Written task
Exactly as written, print each record in the listing.

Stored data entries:
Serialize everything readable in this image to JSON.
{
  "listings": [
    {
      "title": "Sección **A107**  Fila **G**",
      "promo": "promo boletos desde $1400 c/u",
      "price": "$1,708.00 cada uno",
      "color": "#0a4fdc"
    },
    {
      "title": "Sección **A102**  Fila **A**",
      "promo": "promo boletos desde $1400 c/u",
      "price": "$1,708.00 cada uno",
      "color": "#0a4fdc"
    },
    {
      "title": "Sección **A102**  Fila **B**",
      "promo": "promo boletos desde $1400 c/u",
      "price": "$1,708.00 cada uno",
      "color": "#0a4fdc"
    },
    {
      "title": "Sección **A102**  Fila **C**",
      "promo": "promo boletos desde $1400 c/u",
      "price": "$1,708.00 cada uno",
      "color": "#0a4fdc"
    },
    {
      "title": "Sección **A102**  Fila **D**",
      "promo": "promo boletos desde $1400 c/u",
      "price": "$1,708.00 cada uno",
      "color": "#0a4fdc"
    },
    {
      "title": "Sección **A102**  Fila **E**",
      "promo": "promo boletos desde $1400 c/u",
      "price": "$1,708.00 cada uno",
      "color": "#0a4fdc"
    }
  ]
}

Answer for this exercise
Serialize everything readable in this image to JSON.
{
  "listings": [
    {
      "title": "Sección **A107**  Fila **G**",
      "promo": "promo boletos desde $1400 c/u",
      "price": "$1,708.00 cada uno",
      "color": "#0a4fdc"
    },
    {
      "title": "Sección **A102**  Fila **A**",
      "promo": "promo boletos desde $1400 c/u",
      "price": "$1,708.00 cada uno",
      "color": "#0a4fdc"
    },
    {
      "title": "Sección **A102**  Fila **B**",
      "promo": "promo boletos desde $1400 c/u",
      "price": "$1,708.00 cada uno",
      "color": "#0a4fdc"
    },
    {
      "title": "Sección **A102**  Fila **C**",
      "promo": "promo boletos desde $1400 c/u",
      "price": "$1,708.00 cada uno",
      "color": "#0a4fdc"
    },
    {
      "title": "Sección **A102**  Fila **D**",
      "promo": "promo boletos desde $1400 c/u",
      "price": "$1,708.00 cada uno",
      "color": "#0a4fdc"
    },
    {
      "title": "Sección **A102**  Fila **E**",
      "promo": "promo boletos desde $1400 c/u",
      "price": "$1,708.00 cada uno",
      "color": "#0a4fdc"
    }
  ]
}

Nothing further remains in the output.